## Task details
How many lines in these records hold the string "name"? Reply with the number alone.

## Supplied records
+ + +

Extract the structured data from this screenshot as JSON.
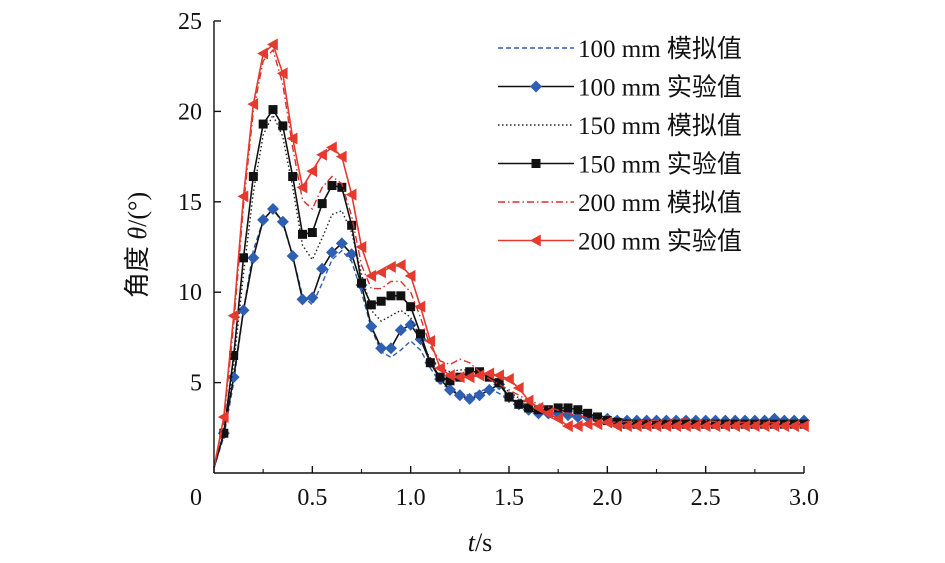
{
  "chart_data": {
    "type": "line",
    "title": "",
    "xlabel_italic": "t",
    "xlabel_unit": "/s",
    "ylabel_text": "角度 ",
    "ylabel_italic": "θ",
    "ylabel_unit": "/(°)",
    "xlim": [
      0,
      3.0
    ],
    "ylim": [
      0,
      25
    ],
    "x_ticks": [
      0,
      0.5,
      1.0,
      1.5,
      2.0,
      2.5,
      3.0
    ],
    "x_tick_labels": [
      "0",
      "0.5",
      "1.0",
      "1.5",
      "2.0",
      "2.5",
      "3.0"
    ],
    "y_ticks": [
      5,
      10,
      15,
      20,
      25
    ],
    "y_tick_labels": [
      "5",
      "10",
      "15",
      "20",
      "25"
    ],
    "legend_position": "top-right",
    "series": [
      {
        "name": "100 mm 模拟值",
        "color": "#2f5fb3",
        "style": "dashed",
        "marker": "none",
        "points": [
          [
            0,
            0.3
          ],
          [
            0.05,
            2.0
          ],
          [
            0.1,
            5.0
          ],
          [
            0.15,
            9.0
          ],
          [
            0.2,
            12.3
          ],
          [
            0.25,
            14.0
          ],
          [
            0.3,
            14.6
          ],
          [
            0.35,
            13.8
          ],
          [
            0.4,
            12.0
          ],
          [
            0.45,
            9.8
          ],
          [
            0.5,
            9.3
          ],
          [
            0.55,
            10.5
          ],
          [
            0.6,
            11.8
          ],
          [
            0.65,
            12.3
          ],
          [
            0.7,
            11.7
          ],
          [
            0.75,
            10.0
          ],
          [
            0.8,
            8.0
          ],
          [
            0.85,
            6.7
          ],
          [
            0.9,
            6.4
          ],
          [
            0.95,
            6.8
          ],
          [
            1.0,
            7.3
          ],
          [
            1.05,
            6.8
          ],
          [
            1.1,
            5.8
          ],
          [
            1.15,
            5.0
          ],
          [
            1.2,
            4.6
          ],
          [
            1.25,
            4.4
          ],
          [
            1.3,
            4.3
          ],
          [
            1.35,
            4.5
          ],
          [
            1.4,
            4.7
          ],
          [
            1.5,
            4.1
          ],
          [
            1.6,
            3.5
          ],
          [
            1.8,
            3.2
          ],
          [
            2.0,
            3.0
          ],
          [
            2.2,
            2.9
          ],
          [
            2.5,
            2.9
          ],
          [
            2.8,
            2.9
          ],
          [
            3.0,
            2.9
          ]
        ]
      },
      {
        "name": "100 mm 实验值",
        "color": "#2f5fb3",
        "line_color": "#111111",
        "style": "solid",
        "marker": "diamond",
        "points": [
          [
            0,
            0.3
          ],
          [
            0.05,
            2.2
          ],
          [
            0.1,
            5.3
          ],
          [
            0.15,
            9.0
          ],
          [
            0.2,
            11.9
          ],
          [
            0.25,
            14.0
          ],
          [
            0.3,
            14.6
          ],
          [
            0.35,
            13.9
          ],
          [
            0.4,
            12.0
          ],
          [
            0.45,
            9.6
          ],
          [
            0.5,
            9.7
          ],
          [
            0.55,
            11.3
          ],
          [
            0.6,
            12.2
          ],
          [
            0.65,
            12.7
          ],
          [
            0.7,
            12.1
          ],
          [
            0.75,
            10.4
          ],
          [
            0.8,
            8.1
          ],
          [
            0.85,
            6.9
          ],
          [
            0.9,
            6.9
          ],
          [
            0.95,
            7.9
          ],
          [
            1.0,
            8.2
          ],
          [
            1.05,
            7.4
          ],
          [
            1.1,
            6.1
          ],
          [
            1.15,
            5.2
          ],
          [
            1.2,
            4.6
          ],
          [
            1.25,
            4.3
          ],
          [
            1.3,
            4.1
          ],
          [
            1.35,
            4.3
          ],
          [
            1.4,
            4.6
          ],
          [
            1.45,
            4.9
          ],
          [
            1.5,
            4.2
          ],
          [
            1.55,
            3.8
          ],
          [
            1.6,
            3.5
          ],
          [
            1.65,
            3.3
          ],
          [
            1.7,
            3.3
          ],
          [
            1.75,
            3.3
          ],
          [
            1.8,
            3.2
          ],
          [
            1.85,
            3.1
          ],
          [
            1.9,
            3.1
          ],
          [
            1.95,
            3.0
          ],
          [
            2.0,
            3.0
          ],
          [
            2.05,
            2.9
          ],
          [
            2.1,
            2.9
          ],
          [
            2.15,
            2.9
          ],
          [
            2.2,
            2.9
          ],
          [
            2.25,
            2.9
          ],
          [
            2.3,
            2.9
          ],
          [
            2.35,
            2.9
          ],
          [
            2.4,
            2.9
          ],
          [
            2.45,
            2.9
          ],
          [
            2.5,
            2.9
          ],
          [
            2.55,
            2.9
          ],
          [
            2.6,
            2.9
          ],
          [
            2.65,
            2.9
          ],
          [
            2.7,
            2.9
          ],
          [
            2.75,
            2.9
          ],
          [
            2.8,
            2.9
          ],
          [
            2.85,
            3.0
          ],
          [
            2.9,
            2.9
          ],
          [
            2.95,
            2.9
          ],
          [
            3.0,
            2.9
          ]
        ]
      },
      {
        "name": "150 mm 模拟值",
        "color": "#222222",
        "style": "dotted",
        "marker": "none",
        "points": [
          [
            0,
            0.3
          ],
          [
            0.05,
            2.2
          ],
          [
            0.1,
            6.0
          ],
          [
            0.15,
            11.0
          ],
          [
            0.2,
            15.5
          ],
          [
            0.25,
            18.7
          ],
          [
            0.3,
            19.8
          ],
          [
            0.35,
            18.6
          ],
          [
            0.4,
            15.8
          ],
          [
            0.45,
            12.6
          ],
          [
            0.5,
            11.8
          ],
          [
            0.55,
            13.0
          ],
          [
            0.6,
            14.3
          ],
          [
            0.65,
            14.5
          ],
          [
            0.7,
            13.3
          ],
          [
            0.75,
            11.0
          ],
          [
            0.8,
            9.0
          ],
          [
            0.85,
            8.4
          ],
          [
            0.9,
            8.7
          ],
          [
            0.95,
            9.0
          ],
          [
            1.0,
            8.6
          ],
          [
            1.05,
            7.4
          ],
          [
            1.1,
            6.3
          ],
          [
            1.15,
            5.8
          ],
          [
            1.2,
            5.6
          ],
          [
            1.25,
            5.7
          ],
          [
            1.3,
            5.7
          ],
          [
            1.35,
            5.5
          ],
          [
            1.4,
            5.2
          ],
          [
            1.5,
            4.5
          ],
          [
            1.6,
            3.8
          ],
          [
            1.8,
            3.4
          ],
          [
            2.0,
            3.1
          ],
          [
            2.2,
            2.8
          ],
          [
            2.5,
            2.7
          ],
          [
            2.8,
            2.7
          ],
          [
            3.0,
            2.7
          ]
        ]
      },
      {
        "name": "150 mm 实验值",
        "color": "#111111",
        "style": "solid",
        "marker": "square",
        "points": [
          [
            0,
            0.3
          ],
          [
            0.05,
            2.2
          ],
          [
            0.1,
            6.5
          ],
          [
            0.15,
            11.9
          ],
          [
            0.2,
            16.4
          ],
          [
            0.25,
            19.3
          ],
          [
            0.3,
            20.1
          ],
          [
            0.35,
            19.2
          ],
          [
            0.4,
            16.4
          ],
          [
            0.45,
            13.2
          ],
          [
            0.5,
            13.3
          ],
          [
            0.55,
            14.9
          ],
          [
            0.6,
            15.9
          ],
          [
            0.65,
            15.8
          ],
          [
            0.7,
            13.7
          ],
          [
            0.75,
            10.5
          ],
          [
            0.8,
            9.3
          ],
          [
            0.85,
            9.5
          ],
          [
            0.9,
            9.8
          ],
          [
            0.95,
            9.8
          ],
          [
            1.0,
            9.2
          ],
          [
            1.05,
            7.7
          ],
          [
            1.1,
            6.1
          ],
          [
            1.15,
            5.3
          ],
          [
            1.2,
            5.1
          ],
          [
            1.25,
            5.3
          ],
          [
            1.3,
            5.6
          ],
          [
            1.35,
            5.6
          ],
          [
            1.4,
            5.3
          ],
          [
            1.45,
            5.0
          ],
          [
            1.5,
            4.2
          ],
          [
            1.55,
            3.8
          ],
          [
            1.6,
            3.6
          ],
          [
            1.65,
            3.5
          ],
          [
            1.7,
            3.5
          ],
          [
            1.75,
            3.6
          ],
          [
            1.8,
            3.6
          ],
          [
            1.85,
            3.5
          ],
          [
            1.9,
            3.3
          ],
          [
            1.95,
            3.1
          ],
          [
            2.0,
            2.9
          ],
          [
            2.05,
            2.8
          ],
          [
            2.1,
            2.7
          ],
          [
            2.15,
            2.7
          ],
          [
            2.2,
            2.7
          ],
          [
            2.25,
            2.7
          ],
          [
            2.3,
            2.7
          ],
          [
            2.35,
            2.7
          ],
          [
            2.4,
            2.7
          ],
          [
            2.45,
            2.7
          ],
          [
            2.5,
            2.7
          ],
          [
            2.55,
            2.7
          ],
          [
            2.6,
            2.7
          ],
          [
            2.65,
            2.7
          ],
          [
            2.7,
            2.7
          ],
          [
            2.75,
            2.7
          ],
          [
            2.8,
            2.7
          ],
          [
            2.85,
            2.7
          ],
          [
            2.9,
            2.7
          ],
          [
            2.95,
            2.7
          ],
          [
            3.0,
            2.7
          ]
        ]
      },
      {
        "name": "200 mm 模拟值",
        "color": "#d9302b",
        "style": "dashdot",
        "marker": "none",
        "points": [
          [
            0,
            0.3
          ],
          [
            0.05,
            2.8
          ],
          [
            0.1,
            8.2
          ],
          [
            0.15,
            14.8
          ],
          [
            0.2,
            20.0
          ],
          [
            0.25,
            22.8
          ],
          [
            0.3,
            23.4
          ],
          [
            0.35,
            21.5
          ],
          [
            0.4,
            18.0
          ],
          [
            0.45,
            15.1
          ],
          [
            0.5,
            14.6
          ],
          [
            0.55,
            15.8
          ],
          [
            0.6,
            16.4
          ],
          [
            0.65,
            16.0
          ],
          [
            0.7,
            14.2
          ],
          [
            0.75,
            11.5
          ],
          [
            0.8,
            10.2
          ],
          [
            0.85,
            10.2
          ],
          [
            0.9,
            10.6
          ],
          [
            0.95,
            10.6
          ],
          [
            1.0,
            10.0
          ],
          [
            1.05,
            8.6
          ],
          [
            1.1,
            7.0
          ],
          [
            1.15,
            6.2
          ],
          [
            1.2,
            6.0
          ],
          [
            1.25,
            6.3
          ],
          [
            1.3,
            6.1
          ],
          [
            1.35,
            5.6
          ],
          [
            1.4,
            5.2
          ],
          [
            1.5,
            4.6
          ],
          [
            1.6,
            4.0
          ],
          [
            1.8,
            3.3
          ],
          [
            2.0,
            2.8
          ],
          [
            2.2,
            2.9
          ],
          [
            2.4,
            3.0
          ],
          [
            2.6,
            2.8
          ],
          [
            2.8,
            2.8
          ],
          [
            3.0,
            2.7
          ]
        ]
      },
      {
        "name": "200 mm 实验值",
        "color": "#e53a2f",
        "style": "solid",
        "marker": "triangle-left",
        "points": [
          [
            0,
            0.3
          ],
          [
            0.05,
            3.1
          ],
          [
            0.1,
            8.7
          ],
          [
            0.15,
            15.3
          ],
          [
            0.2,
            20.4
          ],
          [
            0.25,
            23.2
          ],
          [
            0.3,
            23.7
          ],
          [
            0.35,
            22.1
          ],
          [
            0.4,
            18.5
          ],
          [
            0.45,
            15.8
          ],
          [
            0.5,
            16.7
          ],
          [
            0.55,
            17.6
          ],
          [
            0.6,
            18.0
          ],
          [
            0.65,
            17.5
          ],
          [
            0.7,
            15.4
          ],
          [
            0.75,
            12.5
          ],
          [
            0.8,
            10.9
          ],
          [
            0.85,
            11.1
          ],
          [
            0.9,
            11.4
          ],
          [
            0.95,
            11.5
          ],
          [
            1.0,
            10.9
          ],
          [
            1.05,
            9.2
          ],
          [
            1.1,
            7.3
          ],
          [
            1.15,
            5.8
          ],
          [
            1.2,
            5.4
          ],
          [
            1.25,
            5.3
          ],
          [
            1.3,
            5.3
          ],
          [
            1.35,
            5.4
          ],
          [
            1.4,
            5.5
          ],
          [
            1.45,
            5.4
          ],
          [
            1.5,
            5.2
          ],
          [
            1.55,
            4.7
          ],
          [
            1.6,
            4.0
          ],
          [
            1.65,
            3.6
          ],
          [
            1.7,
            3.3
          ],
          [
            1.75,
            3.0
          ],
          [
            1.8,
            2.6
          ],
          [
            1.85,
            2.6
          ],
          [
            1.9,
            2.7
          ],
          [
            1.95,
            2.7
          ],
          [
            2.0,
            2.8
          ],
          [
            2.05,
            2.6
          ],
          [
            2.1,
            2.6
          ],
          [
            2.15,
            2.6
          ],
          [
            2.2,
            2.6
          ],
          [
            2.25,
            2.6
          ],
          [
            2.3,
            2.6
          ],
          [
            2.35,
            2.6
          ],
          [
            2.4,
            2.6
          ],
          [
            2.45,
            2.6
          ],
          [
            2.5,
            2.6
          ],
          [
            2.55,
            2.6
          ],
          [
            2.6,
            2.6
          ],
          [
            2.65,
            2.6
          ],
          [
            2.7,
            2.6
          ],
          [
            2.75,
            2.6
          ],
          [
            2.8,
            2.6
          ],
          [
            2.85,
            2.6
          ],
          [
            2.9,
            2.6
          ],
          [
            2.95,
            2.6
          ],
          [
            3.0,
            2.6
          ]
        ]
      }
    ]
  }
}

+ + +

## Completed task
6